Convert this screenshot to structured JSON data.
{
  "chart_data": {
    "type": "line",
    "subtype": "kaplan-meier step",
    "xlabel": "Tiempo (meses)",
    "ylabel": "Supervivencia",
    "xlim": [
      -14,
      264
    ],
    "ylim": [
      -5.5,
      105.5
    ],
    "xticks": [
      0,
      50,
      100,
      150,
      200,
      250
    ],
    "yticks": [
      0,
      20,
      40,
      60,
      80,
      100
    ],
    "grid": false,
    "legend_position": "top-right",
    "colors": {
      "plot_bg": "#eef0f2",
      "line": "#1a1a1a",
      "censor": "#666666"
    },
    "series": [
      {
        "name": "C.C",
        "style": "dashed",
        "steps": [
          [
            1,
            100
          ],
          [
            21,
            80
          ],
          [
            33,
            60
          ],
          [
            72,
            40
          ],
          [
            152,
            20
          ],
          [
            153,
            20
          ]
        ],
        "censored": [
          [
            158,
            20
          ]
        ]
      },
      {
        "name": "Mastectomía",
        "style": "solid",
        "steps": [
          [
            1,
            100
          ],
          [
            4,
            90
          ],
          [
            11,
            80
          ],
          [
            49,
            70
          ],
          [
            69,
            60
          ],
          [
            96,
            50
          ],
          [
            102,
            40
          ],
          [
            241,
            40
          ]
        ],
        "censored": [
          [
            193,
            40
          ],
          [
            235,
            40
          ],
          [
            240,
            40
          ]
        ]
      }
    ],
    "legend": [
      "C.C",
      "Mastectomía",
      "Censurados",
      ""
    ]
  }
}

Written instruction | Reproduce each line verbatim.

Expected output |
Convert this screenshot to structured JSON data.
{
  "chart_data": {
    "type": "line",
    "subtype": "kaplan-meier step",
    "xlabel": "Tiempo (meses)",
    "ylabel": "Supervivencia",
    "xlim": [
      -14,
      264
    ],
    "ylim": [
      -5.5,
      105.5
    ],
    "xticks": [
      0,
      50,
      100,
      150,
      200,
      250
    ],
    "yticks": [
      0,
      20,
      40,
      60,
      80,
      100
    ],
    "grid": false,
    "legend_position": "top-right",
    "colors": {
      "plot_bg": "#eef0f2",
      "line": "#1a1a1a",
      "censor": "#666666"
    },
    "series": [
      {
        "name": "C.C",
        "style": "dashed",
        "steps": [
          [
            1,
            100
          ],
          [
            21,
            80
          ],
          [
            33,
            60
          ],
          [
            72,
            40
          ],
          [
            152,
            20
          ],
          [
            153,
            20
          ]
        ],
        "censored": [
          [
            158,
            20
          ]
        ]
      },
      {
        "name": "Mastectomía",
        "style": "solid",
        "steps": [
          [
            1,
            100
          ],
          [
            4,
            90
          ],
          [
            11,
            80
          ],
          [
            49,
            70
          ],
          [
            69,
            60
          ],
          [
            96,
            50
          ],
          [
            102,
            40
          ],
          [
            241,
            40
          ]
        ],
        "censored": [
          [
            193,
            40
          ],
          [
            235,
            40
          ],
          [
            240,
            40
          ]
        ]
      }
    ],
    "legend": [
      "C.C",
      "Mastectomía",
      "Censurados",
      ""
    ]
  }
}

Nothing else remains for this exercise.